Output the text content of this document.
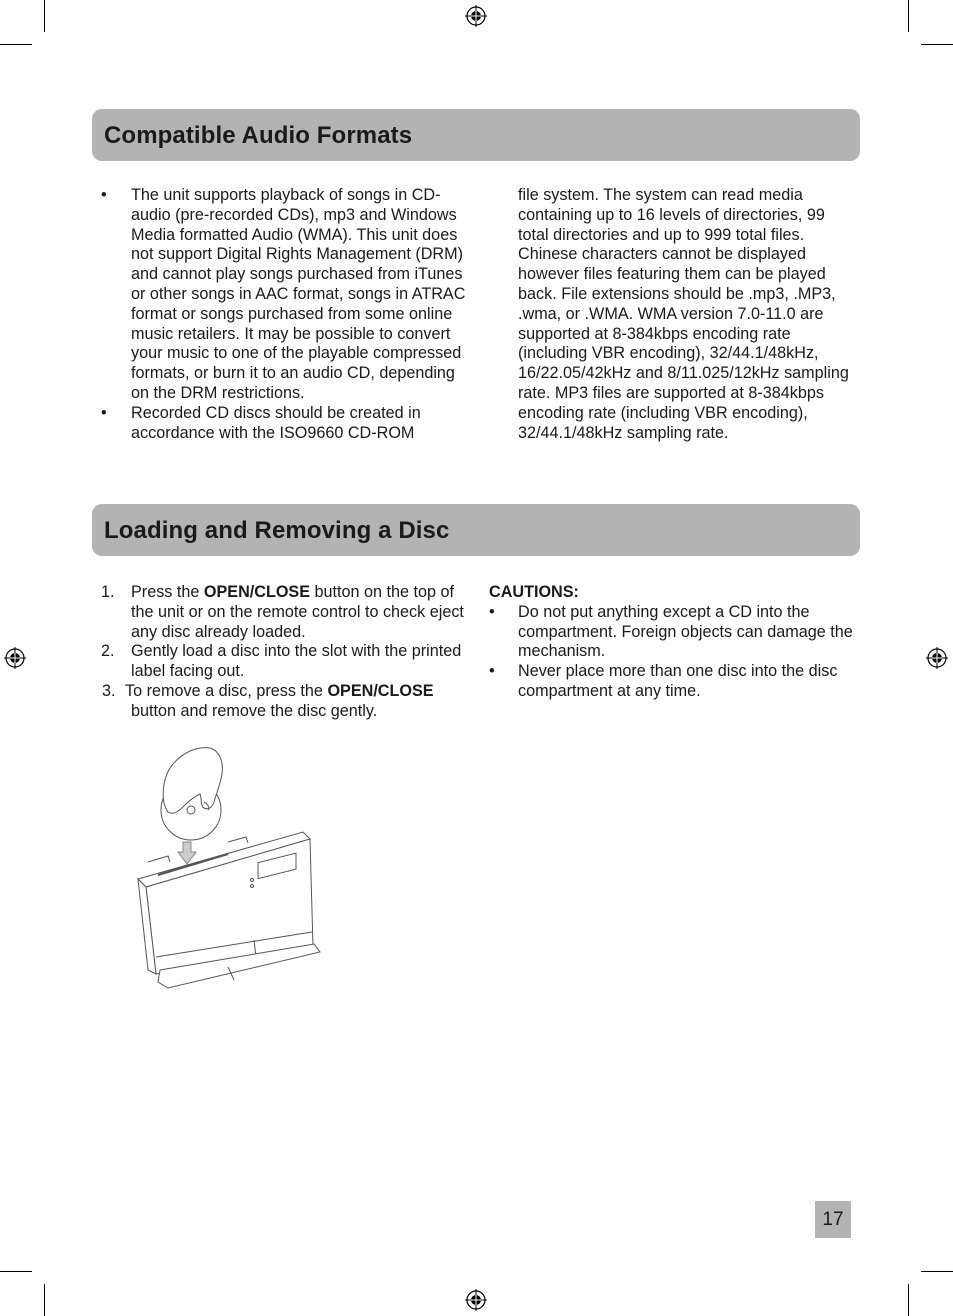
Compatible Audio Formats
•	The unit supports playback of songs in CD-audio (pre-recorded CDs), mp3 and Windows Media formatted Audio (WMA). This unit does not support Digital Rights Management (DRM) and cannot play songs purchased from iTunes or other songs in AAC format, songs in ATRAC format or songs purchased from some online music retailers. It may be possible to convert your music to one of the playable compressed formats, or burn it to an audio CD, depending on the DRM restrictions.
•	Recorded CD discs should be created in accordance with the ISO9660 CD-ROM

file system. The system can read media containing up to 16 levels of directories, 99 total directories and up to 999 total files. Chinese characters cannot be displayed however files featuring them can be played back. File extensions should be .mp3, .MP3, .wma, or .WMA. WMA version 7.0-11.0 are supported at 8-384kbps encoding rate (including VBR encoding), 32/44.1/48kHz, 16/22.05/42kHz and 8/11.025/12kHz sampling rate. MP3 files are supported at 8-384kbps encoding rate (including VBR encoding), 32/44.1/48kHz sampling rate.

Loading and Removing a Disc
1.	Press the OPEN/CLOSE button on the top of the unit or on the remote control to check eject any disc already loaded.
2.	Gently load a disc into the slot with the printed label facing out.
3. To remove a disc, press the OPEN/CLOSE
button and remove the disc gently.
CAUTIONS:
•	Do not put anything except a CD into the compartment. Foreign objects can damage the mechanism.
•	Never place more than one disc into the disc compartment at any time.
17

AIM.
Print every entry above again without changing a word, and omit the pictures.

SOLUTION TO THIS EXERCISE.
Output the text content of this document.
Compatible Audio Formats
•	The unit supports playback of songs in CD-audio (pre-recorded CDs), mp3 and Windows Media formatted Audio (WMA). This unit does not support Digital Rights Management (DRM) and cannot play songs purchased from iTunes or other songs in AAC format, songs in ATRAC format or songs purchased from some online music retailers. It may be possible to convert your music to one of the playable compressed formats, or burn it to an audio CD, depending on the DRM restrictions.
•	Recorded CD discs should be created in accordance with the ISO9660 CD-ROM

file system. The system can read media containing up to 16 levels of directories, 99 total directories and up to 999 total files. Chinese characters cannot be displayed however files featuring them can be played back. File extensions should be .mp3, .MP3, .wma, or .WMA. WMA version 7.0-11.0 are supported at 8-384kbps encoding rate (including VBR encoding), 32/44.1/48kHz, 16/22.05/42kHz and 8/11.025/12kHz sampling rate. MP3 files are supported at 8-384kbps encoding rate (including VBR encoding), 32/44.1/48kHz sampling rate.

Loading and Removing a Disc
1.	Press the OPEN/CLOSE button on the top of the unit or on the remote control to check eject any disc already loaded.
2.	Gently load a disc into the slot with the printed label facing out.
3. To remove a disc, press the OPEN/CLOSE
button and remove the disc gently.
CAUTIONS:
•	Do not put anything except a CD into the compartment. Foreign objects can damage the mechanism.
•	Never place more than one disc into the disc compartment at any time.
17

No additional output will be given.